SET TASK: Quote, without any change, the line that contains "What text is on this page?" and all lines that follow it to the end of the data below.

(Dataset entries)
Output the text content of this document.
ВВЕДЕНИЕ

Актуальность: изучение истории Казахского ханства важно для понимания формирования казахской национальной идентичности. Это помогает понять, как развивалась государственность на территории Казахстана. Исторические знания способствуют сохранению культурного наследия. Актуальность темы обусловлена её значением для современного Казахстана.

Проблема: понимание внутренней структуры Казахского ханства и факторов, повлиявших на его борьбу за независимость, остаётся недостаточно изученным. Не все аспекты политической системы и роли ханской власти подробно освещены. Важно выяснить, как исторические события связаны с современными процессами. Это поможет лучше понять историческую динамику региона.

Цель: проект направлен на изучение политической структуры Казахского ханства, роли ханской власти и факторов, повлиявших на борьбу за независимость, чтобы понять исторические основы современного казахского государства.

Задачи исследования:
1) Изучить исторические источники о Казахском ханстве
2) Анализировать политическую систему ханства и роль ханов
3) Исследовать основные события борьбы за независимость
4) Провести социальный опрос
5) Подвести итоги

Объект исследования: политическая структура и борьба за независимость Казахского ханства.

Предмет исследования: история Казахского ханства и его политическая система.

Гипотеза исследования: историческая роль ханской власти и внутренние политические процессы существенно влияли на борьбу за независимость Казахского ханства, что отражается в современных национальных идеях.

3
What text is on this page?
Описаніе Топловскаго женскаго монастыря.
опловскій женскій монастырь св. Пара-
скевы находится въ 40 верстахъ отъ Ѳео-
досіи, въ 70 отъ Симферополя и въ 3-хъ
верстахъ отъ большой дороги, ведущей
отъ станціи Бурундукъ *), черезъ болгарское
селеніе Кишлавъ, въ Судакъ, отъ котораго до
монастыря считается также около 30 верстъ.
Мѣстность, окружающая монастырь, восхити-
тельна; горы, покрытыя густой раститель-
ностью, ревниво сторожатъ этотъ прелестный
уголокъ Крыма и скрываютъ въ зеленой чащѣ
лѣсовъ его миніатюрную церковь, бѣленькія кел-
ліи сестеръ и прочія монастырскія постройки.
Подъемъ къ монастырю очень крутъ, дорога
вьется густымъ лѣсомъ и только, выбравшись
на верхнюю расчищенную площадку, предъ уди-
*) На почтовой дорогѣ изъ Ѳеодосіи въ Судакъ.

RESULT OF THIS EXERCISE:
What text is on this page?
Описаніе Топловскаго женскаго монастыря.
опловскій женскій монастырь св. Пара-
скевы находится въ 40 верстахъ отъ Ѳео-
досіи, въ 70 отъ Симферополя и въ 3-хъ
верстахъ отъ большой дороги, ведущей
отъ станціи Бурундукъ *), черезъ болгарское
селеніе Кишлавъ, въ Судакъ, отъ котораго до
монастыря считается также около 30 верстъ.
Мѣстность, окружающая монастырь, восхити-
тельна; горы, покрытыя густой раститель-
ностью, ревниво сторожатъ этотъ прелестный
уголокъ Крыма и скрываютъ въ зеленой чащѣ
лѣсовъ его миніатюрную церковь, бѣленькія кел-
ліи сестеръ и прочія монастырскія постройки.
Подъемъ къ монастырю очень крутъ, дорога
вьется густымъ лѣсомъ и только, выбравшись
на верхнюю расчищенную площадку, предъ уди-
*) На почтовой дорогѣ изъ Ѳеодосіи въ Судакъ.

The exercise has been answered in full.